## start Exercise data

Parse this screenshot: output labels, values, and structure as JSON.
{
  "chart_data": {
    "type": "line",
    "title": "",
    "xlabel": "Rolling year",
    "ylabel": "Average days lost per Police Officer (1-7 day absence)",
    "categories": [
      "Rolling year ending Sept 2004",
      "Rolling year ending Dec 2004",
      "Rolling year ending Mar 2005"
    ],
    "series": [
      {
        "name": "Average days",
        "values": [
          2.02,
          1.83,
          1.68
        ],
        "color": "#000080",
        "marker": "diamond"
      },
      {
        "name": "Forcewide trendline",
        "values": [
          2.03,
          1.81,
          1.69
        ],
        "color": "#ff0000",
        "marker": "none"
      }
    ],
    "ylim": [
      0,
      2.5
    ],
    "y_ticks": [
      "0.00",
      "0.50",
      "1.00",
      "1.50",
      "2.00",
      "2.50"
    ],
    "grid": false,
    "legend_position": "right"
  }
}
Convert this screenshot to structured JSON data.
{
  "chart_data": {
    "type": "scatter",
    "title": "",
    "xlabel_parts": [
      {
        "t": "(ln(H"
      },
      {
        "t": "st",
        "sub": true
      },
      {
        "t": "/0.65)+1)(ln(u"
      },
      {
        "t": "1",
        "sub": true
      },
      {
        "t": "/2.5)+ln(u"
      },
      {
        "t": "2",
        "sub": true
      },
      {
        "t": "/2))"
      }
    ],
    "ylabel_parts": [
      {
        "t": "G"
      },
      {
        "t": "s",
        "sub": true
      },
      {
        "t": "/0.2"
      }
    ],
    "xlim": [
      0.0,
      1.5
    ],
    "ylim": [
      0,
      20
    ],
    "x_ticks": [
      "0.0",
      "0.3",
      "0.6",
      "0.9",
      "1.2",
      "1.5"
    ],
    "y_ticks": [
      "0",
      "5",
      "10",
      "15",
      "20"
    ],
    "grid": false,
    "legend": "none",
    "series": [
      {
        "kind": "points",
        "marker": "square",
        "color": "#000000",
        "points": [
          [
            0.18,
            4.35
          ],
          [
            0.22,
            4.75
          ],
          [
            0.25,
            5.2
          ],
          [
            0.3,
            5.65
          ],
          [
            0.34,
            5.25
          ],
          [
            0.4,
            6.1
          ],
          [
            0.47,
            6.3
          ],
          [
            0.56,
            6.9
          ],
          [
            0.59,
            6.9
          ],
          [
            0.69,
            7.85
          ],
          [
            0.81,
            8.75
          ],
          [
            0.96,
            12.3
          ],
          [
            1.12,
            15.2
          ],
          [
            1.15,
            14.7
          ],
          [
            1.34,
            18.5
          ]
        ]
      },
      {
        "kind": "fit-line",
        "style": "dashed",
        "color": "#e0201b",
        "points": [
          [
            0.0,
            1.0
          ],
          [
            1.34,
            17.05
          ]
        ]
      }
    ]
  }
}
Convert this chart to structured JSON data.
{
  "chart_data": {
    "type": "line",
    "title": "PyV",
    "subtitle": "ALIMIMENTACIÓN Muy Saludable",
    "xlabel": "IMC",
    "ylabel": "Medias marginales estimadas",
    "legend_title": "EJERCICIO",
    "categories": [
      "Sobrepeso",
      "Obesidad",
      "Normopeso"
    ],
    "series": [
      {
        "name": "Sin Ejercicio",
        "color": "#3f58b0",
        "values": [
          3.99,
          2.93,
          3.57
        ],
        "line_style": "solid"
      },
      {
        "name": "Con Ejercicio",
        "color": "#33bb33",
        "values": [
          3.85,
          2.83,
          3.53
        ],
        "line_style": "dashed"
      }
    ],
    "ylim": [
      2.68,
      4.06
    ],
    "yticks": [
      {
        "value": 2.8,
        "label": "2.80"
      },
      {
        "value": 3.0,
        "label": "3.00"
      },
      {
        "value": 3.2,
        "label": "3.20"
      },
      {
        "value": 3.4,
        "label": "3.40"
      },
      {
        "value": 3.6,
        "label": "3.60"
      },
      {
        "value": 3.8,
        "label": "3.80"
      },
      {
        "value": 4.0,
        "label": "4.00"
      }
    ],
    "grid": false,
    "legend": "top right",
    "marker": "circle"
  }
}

## end Exercise data

_Aim_
Please quote exactly the lines from the one containing "Convert this chart to structured JSON data." through the last line of the records above, both included, and nothing else.

_Solution for this problem_
Convert this chart to structured JSON data.
{
  "chart_data": {
    "type": "line",
    "title": "PyV",
    "subtitle": "ALIMIMENTACIÓN Muy Saludable",
    "xlabel": "IMC",
    "ylabel": "Medias marginales estimadas",
    "legend_title": "EJERCICIO",
    "categories": [
      "Sobrepeso",
      "Obesidad",
      "Normopeso"
    ],
    "series": [
      {
        "name": "Sin Ejercicio",
        "color": "#3f58b0",
        "values": [
          3.99,
          2.93,
          3.57
        ],
        "line_style": "solid"
      },
      {
        "name": "Con Ejercicio",
        "color": "#33bb33",
        "values": [
          3.85,
          2.83,
          3.53
        ],
        "line_style": "dashed"
      }
    ],
    "ylim": [
      2.68,
      4.06
    ],
    "yticks": [
      {
        "value": 2.8,
        "label": "2.80"
      },
      {
        "value": 3.0,
        "label": "3.00"
      },
      {
        "value": 3.2,
        "label": "3.20"
      },
      {
        "value": 3.4,
        "label": "3.40"
      },
      {
        "value": 3.6,
        "label": "3.60"
      },
      {
        "value": 3.8,
        "label": "3.80"
      },
      {
        "value": 4.0,
        "label": "4.00"
      }
    ],
    "grid": false,
    "legend": "top right",
    "marker": "circle"
  }
}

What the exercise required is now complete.